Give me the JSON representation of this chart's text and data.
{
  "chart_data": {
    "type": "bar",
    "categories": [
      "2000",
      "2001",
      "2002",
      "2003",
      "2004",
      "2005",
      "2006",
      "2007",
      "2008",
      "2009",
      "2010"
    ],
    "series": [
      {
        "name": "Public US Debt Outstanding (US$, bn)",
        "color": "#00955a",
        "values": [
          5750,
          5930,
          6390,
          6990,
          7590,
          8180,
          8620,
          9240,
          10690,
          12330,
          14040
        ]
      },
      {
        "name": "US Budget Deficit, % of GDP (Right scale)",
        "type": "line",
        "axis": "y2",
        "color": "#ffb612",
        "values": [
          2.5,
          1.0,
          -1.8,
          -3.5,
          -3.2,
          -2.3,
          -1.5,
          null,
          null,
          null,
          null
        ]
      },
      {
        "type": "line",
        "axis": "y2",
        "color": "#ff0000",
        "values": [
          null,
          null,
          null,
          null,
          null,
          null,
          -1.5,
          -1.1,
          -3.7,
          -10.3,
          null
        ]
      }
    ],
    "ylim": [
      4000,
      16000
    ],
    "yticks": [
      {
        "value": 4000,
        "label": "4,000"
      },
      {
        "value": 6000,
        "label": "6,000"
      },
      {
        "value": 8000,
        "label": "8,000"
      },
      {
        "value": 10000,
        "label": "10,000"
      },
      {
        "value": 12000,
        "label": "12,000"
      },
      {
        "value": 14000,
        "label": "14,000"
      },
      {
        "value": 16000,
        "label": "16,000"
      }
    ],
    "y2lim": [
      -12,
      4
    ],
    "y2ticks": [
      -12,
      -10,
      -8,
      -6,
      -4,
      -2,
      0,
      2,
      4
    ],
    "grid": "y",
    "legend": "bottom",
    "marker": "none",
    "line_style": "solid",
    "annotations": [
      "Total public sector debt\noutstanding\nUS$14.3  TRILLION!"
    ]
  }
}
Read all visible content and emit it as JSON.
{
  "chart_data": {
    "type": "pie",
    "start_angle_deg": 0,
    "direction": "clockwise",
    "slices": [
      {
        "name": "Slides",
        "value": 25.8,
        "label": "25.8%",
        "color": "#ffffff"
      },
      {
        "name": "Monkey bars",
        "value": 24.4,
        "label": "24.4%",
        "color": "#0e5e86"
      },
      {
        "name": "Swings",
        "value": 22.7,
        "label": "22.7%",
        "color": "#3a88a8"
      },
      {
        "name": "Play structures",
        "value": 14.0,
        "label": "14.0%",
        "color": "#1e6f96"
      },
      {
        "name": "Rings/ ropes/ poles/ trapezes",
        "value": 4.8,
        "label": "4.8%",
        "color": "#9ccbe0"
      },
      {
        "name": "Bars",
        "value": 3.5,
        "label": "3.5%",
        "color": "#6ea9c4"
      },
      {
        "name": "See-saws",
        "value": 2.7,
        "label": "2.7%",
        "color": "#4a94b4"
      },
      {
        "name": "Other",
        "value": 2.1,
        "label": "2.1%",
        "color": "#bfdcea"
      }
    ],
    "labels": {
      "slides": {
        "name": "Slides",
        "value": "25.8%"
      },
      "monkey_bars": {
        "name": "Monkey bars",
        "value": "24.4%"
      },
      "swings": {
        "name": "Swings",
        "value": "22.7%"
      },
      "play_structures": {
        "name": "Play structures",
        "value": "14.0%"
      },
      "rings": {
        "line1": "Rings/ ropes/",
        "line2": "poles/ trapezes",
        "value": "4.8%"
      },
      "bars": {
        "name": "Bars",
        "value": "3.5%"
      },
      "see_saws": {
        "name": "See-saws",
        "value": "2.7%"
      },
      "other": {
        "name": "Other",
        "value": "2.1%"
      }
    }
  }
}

※

* _TASK BRIEF_
Copy every line in the listing above where the string "type" turns up.

* _OUTPUT FOR THIS TASK_
    "type": "bar",
        "type": "line",
        "type": "line",
    "type": "pie",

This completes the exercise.